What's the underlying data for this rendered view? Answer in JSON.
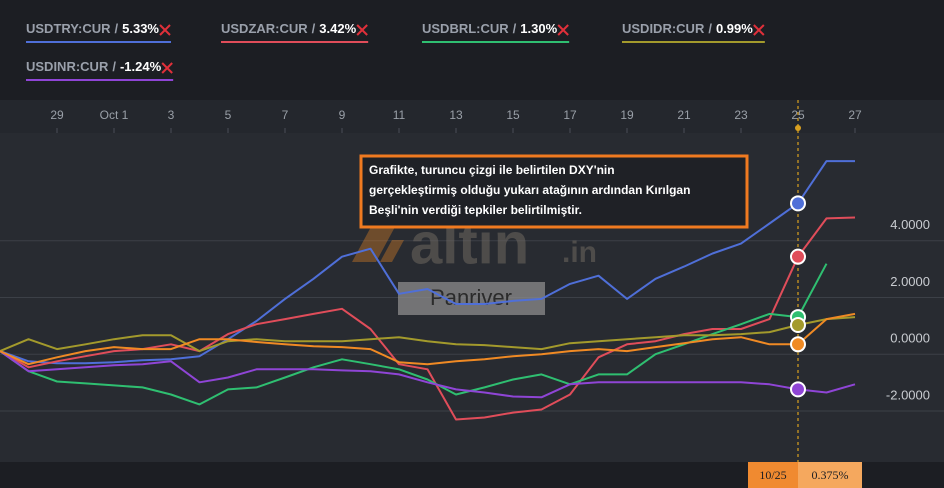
{
  "chart_data": {
    "type": "line",
    "legend_separator": "/",
    "categories": [
      null,
      null,
      "29",
      null,
      "Oct 1",
      null,
      "3",
      null,
      "5",
      null,
      "7",
      null,
      "9",
      null,
      "11",
      null,
      "13",
      null,
      "15",
      null,
      "17",
      null,
      "19",
      null,
      "21",
      null,
      "23",
      null,
      "25",
      null,
      "27"
    ],
    "series": [
      {
        "name": "USDTRY:CUR",
        "change": "5.33%",
        "color": "#4f6fd8",
        "values": [
          0.11,
          -0.25,
          -0.32,
          -0.32,
          -0.28,
          -0.21,
          -0.18,
          -0.07,
          0.53,
          1.17,
          1.95,
          2.66,
          3.44,
          3.72,
          2.13,
          2.3,
          1.77,
          1.77,
          1.88,
          1.95,
          2.48,
          2.77,
          1.95,
          2.66,
          3.09,
          3.55,
          3.9,
          4.61,
          5.32,
          6.81,
          6.81
        ]
      },
      {
        "name": "USDZAR:CUR",
        "change": "3.42%",
        "color": "#e04d5a",
        "values": [
          0.11,
          -0.46,
          -0.25,
          -0.07,
          0.11,
          0.18,
          0.35,
          0.11,
          0.71,
          1.06,
          1.24,
          1.42,
          1.6,
          0.89,
          -0.35,
          -0.53,
          -2.3,
          -2.23,
          -2.06,
          -1.95,
          -1.42,
          -0.11,
          0.35,
          0.46,
          0.71,
          0.89,
          0.89,
          1.24,
          3.44,
          4.79,
          4.82
        ]
      },
      {
        "name": "USDBRL:CUR",
        "change": "1.30%",
        "color": "#2fbf71",
        "values": [
          0.11,
          -0.6,
          -0.96,
          -1.03,
          -1.1,
          -1.17,
          -1.42,
          -1.77,
          -1.24,
          -1.17,
          -0.82,
          -0.46,
          -0.18,
          -0.35,
          -0.53,
          -0.89,
          -1.42,
          -1.17,
          -0.89,
          -0.71,
          -1.06,
          -0.71,
          -0.71,
          0,
          0.35,
          0.71,
          1.06,
          1.42,
          1.31,
          3.19,
          null
        ]
      },
      {
        "name": "USDIDR:CUR",
        "change": "0.99%",
        "color": "#a39a2c",
        "values": [
          0.11,
          0.53,
          0.18,
          0.35,
          0.53,
          0.67,
          0.67,
          0.11,
          0.46,
          0.53,
          0.46,
          0.46,
          0.46,
          0.53,
          0.6,
          0.46,
          0.35,
          0.32,
          0.25,
          0.18,
          0.39,
          0.46,
          0.53,
          0.6,
          0.67,
          0.67,
          0.71,
          0.78,
          1.03,
          1.24,
          1.31
        ]
      },
      {
        "name": "USDINR:CUR",
        "change": "-1.24%",
        "color": "#8f45d6",
        "values": [
          0.11,
          -0.6,
          -0.53,
          -0.46,
          -0.39,
          -0.35,
          -0.25,
          -0.99,
          -0.82,
          -0.53,
          -0.53,
          -0.53,
          -0.57,
          -0.6,
          -0.71,
          -0.99,
          -1.24,
          -1.35,
          -1.49,
          -1.52,
          -1.06,
          -0.99,
          -0.99,
          -0.99,
          -0.99,
          -0.99,
          -0.99,
          -1.06,
          -1.24,
          -1.35,
          -1.06
        ]
      },
      {
        "color": "#f08a24",
        "values": [
          0.11,
          -0.35,
          -0.11,
          0.11,
          0.25,
          0.18,
          0.18,
          0.53,
          0.53,
          0.43,
          0.35,
          0.28,
          0.25,
          0.18,
          -0.28,
          -0.35,
          -0.25,
          -0.18,
          -0.07,
          0,
          0.11,
          0.18,
          0.11,
          0.25,
          0.39,
          0.53,
          0.6,
          0.35,
          0.35,
          1.24,
          1.42
        ]
      }
    ],
    "ylim": [
      -3.8,
      7.8
    ],
    "yticks": [
      {
        "value": 4,
        "label": "4.0000"
      },
      {
        "value": 2,
        "label": "2.0000"
      },
      {
        "value": 0,
        "label": "0.0000"
      },
      {
        "value": -2,
        "label": "-2.0000"
      }
    ],
    "grid": true,
    "crosshair": {
      "index": 28,
      "date_label": "10/25",
      "value_label": "0.375%",
      "color": "#d9a020"
    },
    "annotation": [
      "Grafikte, turuncu çizgi ile belirtilen DXY'nin",
      "gerçekleştirmiş olduğu yukarı atağının ardından Kırılgan",
      "Beşli'nin verdiği tepkiler belirtilmiştir."
    ],
    "watermark": {
      "brand": "altin",
      "suffix": ".in",
      "caption": "Panriver"
    }
  }
}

[Required task]
Skip the pictures, then retype every line above exactly.

[Answer to the task]
What's the underlying data for this rendered view? Answer in JSON.
{
  "chart_data": {
    "type": "line",
    "legend_separator": "/",
    "categories": [
      null,
      null,
      "29",
      null,
      "Oct 1",
      null,
      "3",
      null,
      "5",
      null,
      "7",
      null,
      "9",
      null,
      "11",
      null,
      "13",
      null,
      "15",
      null,
      "17",
      null,
      "19",
      null,
      "21",
      null,
      "23",
      null,
      "25",
      null,
      "27"
    ],
    "series": [
      {
        "name": "USDTRY:CUR",
        "change": "5.33%",
        "color": "#4f6fd8",
        "values": [
          0.11,
          -0.25,
          -0.32,
          -0.32,
          -0.28,
          -0.21,
          -0.18,
          -0.07,
          0.53,
          1.17,
          1.95,
          2.66,
          3.44,
          3.72,
          2.13,
          2.3,
          1.77,
          1.77,
          1.88,
          1.95,
          2.48,
          2.77,
          1.95,
          2.66,
          3.09,
          3.55,
          3.9,
          4.61,
          5.32,
          6.81,
          6.81
        ]
      },
      {
        "name": "USDZAR:CUR",
        "change": "3.42%",
        "color": "#e04d5a",
        "values": [
          0.11,
          -0.46,
          -0.25,
          -0.07,
          0.11,
          0.18,
          0.35,
          0.11,
          0.71,
          1.06,
          1.24,
          1.42,
          1.6,
          0.89,
          -0.35,
          -0.53,
          -2.3,
          -2.23,
          -2.06,
          -1.95,
          -1.42,
          -0.11,
          0.35,
          0.46,
          0.71,
          0.89,
          0.89,
          1.24,
          3.44,
          4.79,
          4.82
        ]
      },
      {
        "name": "USDBRL:CUR",
        "change": "1.30%",
        "color": "#2fbf71",
        "values": [
          0.11,
          -0.6,
          -0.96,
          -1.03,
          -1.1,
          -1.17,
          -1.42,
          -1.77,
          -1.24,
          -1.17,
          -0.82,
          -0.46,
          -0.18,
          -0.35,
          -0.53,
          -0.89,
          -1.42,
          -1.17,
          -0.89,
          -0.71,
          -1.06,
          -0.71,
          -0.71,
          0,
          0.35,
          0.71,
          1.06,
          1.42,
          1.31,
          3.19,
          null
        ]
      },
      {
        "name": "USDIDR:CUR",
        "change": "0.99%",
        "color": "#a39a2c",
        "values": [
          0.11,
          0.53,
          0.18,
          0.35,
          0.53,
          0.67,
          0.67,
          0.11,
          0.46,
          0.53,
          0.46,
          0.46,
          0.46,
          0.53,
          0.6,
          0.46,
          0.35,
          0.32,
          0.25,
          0.18,
          0.39,
          0.46,
          0.53,
          0.6,
          0.67,
          0.67,
          0.71,
          0.78,
          1.03,
          1.24,
          1.31
        ]
      },
      {
        "name": "USDINR:CUR",
        "change": "-1.24%",
        "color": "#8f45d6",
        "values": [
          0.11,
          -0.6,
          -0.53,
          -0.46,
          -0.39,
          -0.35,
          -0.25,
          -0.99,
          -0.82,
          -0.53,
          -0.53,
          -0.53,
          -0.57,
          -0.6,
          -0.71,
          -0.99,
          -1.24,
          -1.35,
          -1.49,
          -1.52,
          -1.06,
          -0.99,
          -0.99,
          -0.99,
          -0.99,
          -0.99,
          -0.99,
          -1.06,
          -1.24,
          -1.35,
          -1.06
        ]
      },
      {
        "color": "#f08a24",
        "values": [
          0.11,
          -0.35,
          -0.11,
          0.11,
          0.25,
          0.18,
          0.18,
          0.53,
          0.53,
          0.43,
          0.35,
          0.28,
          0.25,
          0.18,
          -0.28,
          -0.35,
          -0.25,
          -0.18,
          -0.07,
          0,
          0.11,
          0.18,
          0.11,
          0.25,
          0.39,
          0.53,
          0.6,
          0.35,
          0.35,
          1.24,
          1.42
        ]
      }
    ],
    "ylim": [
      -3.8,
      7.8
    ],
    "yticks": [
      {
        "value": 4,
        "label": "4.0000"
      },
      {
        "value": 2,
        "label": "2.0000"
      },
      {
        "value": 0,
        "label": "0.0000"
      },
      {
        "value": -2,
        "label": "-2.0000"
      }
    ],
    "grid": true,
    "crosshair": {
      "index": 28,
      "date_label": "10/25",
      "value_label": "0.375%",
      "color": "#d9a020"
    },
    "annotation": [
      "Grafikte, turuncu çizgi ile belirtilen DXY'nin",
      "gerçekleştirmiş olduğu yukarı atağının ardından Kırılgan",
      "Beşli'nin verdiği tepkiler belirtilmiştir."
    ],
    "watermark": {
      "brand": "altin",
      "suffix": ".in",
      "caption": "Panriver"
    }
  }
}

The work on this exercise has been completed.